### EXERCISE OBJECTIVE:
Copy out all the records, word for word.

### MATERIALS PROVIDED:
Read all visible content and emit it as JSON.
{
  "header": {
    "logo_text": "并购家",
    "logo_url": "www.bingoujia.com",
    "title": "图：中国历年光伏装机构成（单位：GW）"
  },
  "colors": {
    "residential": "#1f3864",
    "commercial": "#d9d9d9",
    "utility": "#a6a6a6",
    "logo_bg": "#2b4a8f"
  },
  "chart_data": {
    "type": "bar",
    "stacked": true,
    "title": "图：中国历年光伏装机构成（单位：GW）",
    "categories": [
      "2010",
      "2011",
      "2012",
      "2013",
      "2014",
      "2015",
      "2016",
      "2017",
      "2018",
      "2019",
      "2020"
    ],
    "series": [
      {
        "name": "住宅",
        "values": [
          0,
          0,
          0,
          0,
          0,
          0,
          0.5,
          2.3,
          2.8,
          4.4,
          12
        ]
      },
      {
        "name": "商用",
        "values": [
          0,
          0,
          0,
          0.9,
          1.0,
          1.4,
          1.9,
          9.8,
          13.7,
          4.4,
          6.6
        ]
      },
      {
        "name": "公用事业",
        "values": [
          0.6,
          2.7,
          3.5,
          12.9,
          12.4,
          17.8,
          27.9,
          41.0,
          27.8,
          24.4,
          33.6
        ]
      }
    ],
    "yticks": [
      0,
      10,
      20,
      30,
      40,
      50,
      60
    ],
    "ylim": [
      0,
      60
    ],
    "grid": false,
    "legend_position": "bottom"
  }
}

### REPLY:
Read all visible content and emit it as JSON.
{
  "header": {
    "logo_text": "并购家",
    "logo_url": "www.bingoujia.com",
    "title": "图：中国历年光伏装机构成（单位：GW）"
  },
  "colors": {
    "residential": "#1f3864",
    "commercial": "#d9d9d9",
    "utility": "#a6a6a6",
    "logo_bg": "#2b4a8f"
  },
  "chart_data": {
    "type": "bar",
    "stacked": true,
    "title": "图：中国历年光伏装机构成（单位：GW）",
    "categories": [
      "2010",
      "2011",
      "2012",
      "2013",
      "2014",
      "2015",
      "2016",
      "2017",
      "2018",
      "2019",
      "2020"
    ],
    "series": [
      {
        "name": "住宅",
        "values": [
          0,
          0,
          0,
          0,
          0,
          0,
          0.5,
          2.3,
          2.8,
          4.4,
          12
        ]
      },
      {
        "name": "商用",
        "values": [
          0,
          0,
          0,
          0.9,
          1.0,
          1.4,
          1.9,
          9.8,
          13.7,
          4.4,
          6.6
        ]
      },
      {
        "name": "公用事业",
        "values": [
          0.6,
          2.7,
          3.5,
          12.9,
          12.4,
          17.8,
          27.9,
          41.0,
          27.8,
          24.4,
          33.6
        ]
      }
    ],
    "yticks": [
      0,
      10,
      20,
      30,
      40,
      50,
      60
    ],
    "ylim": [
      0,
      60
    ],
    "grid": false,
    "legend_position": "bottom"
  }
}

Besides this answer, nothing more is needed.